What is required →
Reproduce verbatim the records from their first line through the line containing "weather-panel: Bellwood Estates", with both ends included.

Records for the task →
****

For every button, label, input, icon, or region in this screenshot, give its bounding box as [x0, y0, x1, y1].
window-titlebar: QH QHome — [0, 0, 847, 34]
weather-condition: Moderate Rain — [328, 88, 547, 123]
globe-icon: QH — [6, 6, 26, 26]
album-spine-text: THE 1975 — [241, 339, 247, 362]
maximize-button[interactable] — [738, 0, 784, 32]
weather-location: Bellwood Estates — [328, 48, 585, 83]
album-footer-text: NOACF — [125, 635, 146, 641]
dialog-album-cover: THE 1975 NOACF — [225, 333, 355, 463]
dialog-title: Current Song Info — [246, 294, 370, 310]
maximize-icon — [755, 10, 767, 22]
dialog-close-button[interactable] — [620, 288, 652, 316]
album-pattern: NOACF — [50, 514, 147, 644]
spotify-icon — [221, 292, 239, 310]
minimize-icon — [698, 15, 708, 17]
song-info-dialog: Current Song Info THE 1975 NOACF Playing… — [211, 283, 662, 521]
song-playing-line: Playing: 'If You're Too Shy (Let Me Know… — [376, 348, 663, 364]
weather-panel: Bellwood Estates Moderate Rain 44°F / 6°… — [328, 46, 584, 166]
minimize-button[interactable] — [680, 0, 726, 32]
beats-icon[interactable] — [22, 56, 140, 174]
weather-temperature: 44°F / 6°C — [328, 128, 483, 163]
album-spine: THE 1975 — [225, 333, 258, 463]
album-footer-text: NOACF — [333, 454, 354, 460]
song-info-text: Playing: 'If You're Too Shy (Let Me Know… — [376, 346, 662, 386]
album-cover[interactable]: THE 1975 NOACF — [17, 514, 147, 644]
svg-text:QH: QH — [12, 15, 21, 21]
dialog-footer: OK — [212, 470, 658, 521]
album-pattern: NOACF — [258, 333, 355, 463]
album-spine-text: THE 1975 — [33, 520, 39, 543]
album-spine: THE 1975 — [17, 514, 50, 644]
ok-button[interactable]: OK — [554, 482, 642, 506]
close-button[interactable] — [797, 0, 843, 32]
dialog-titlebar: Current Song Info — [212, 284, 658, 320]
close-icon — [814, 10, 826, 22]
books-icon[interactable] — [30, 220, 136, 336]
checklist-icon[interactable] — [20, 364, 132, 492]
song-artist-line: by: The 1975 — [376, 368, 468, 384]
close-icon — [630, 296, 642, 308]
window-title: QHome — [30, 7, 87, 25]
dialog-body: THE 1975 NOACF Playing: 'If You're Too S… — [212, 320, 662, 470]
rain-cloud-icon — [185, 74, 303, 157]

****

Task answer →
For every button, label, input, icon, or region in this screenshot, give its bounding box as [x0, y0, x1, y1].
window-titlebar: QH QHome — [0, 0, 847, 34]
weather-condition: Moderate Rain — [328, 88, 547, 123]
globe-icon: QH — [6, 6, 26, 26]
album-spine-text: THE 1975 — [241, 339, 247, 362]
maximize-button[interactable] — [738, 0, 784, 32]
weather-location: Bellwood Estates — [328, 48, 585, 83]
album-footer-text: NOACF — [125, 635, 146, 641]
dialog-album-cover: THE 1975 NOACF — [225, 333, 355, 463]
dialog-title: Current Song Info — [246, 294, 370, 310]
maximize-icon — [755, 10, 767, 22]
dialog-close-button[interactable] — [620, 288, 652, 316]
album-pattern: NOACF — [50, 514, 147, 644]
spotify-icon — [221, 292, 239, 310]
minimize-icon — [698, 15, 708, 17]
song-info-dialog: Current Song Info THE 1975 NOACF Playing… — [211, 283, 662, 521]
song-playing-line: Playing: 'If You're Too Shy (Let Me Know… — [376, 348, 663, 364]
weather-panel: Bellwood Estates Moderate Rain 44°F / 6°… — [328, 46, 584, 166]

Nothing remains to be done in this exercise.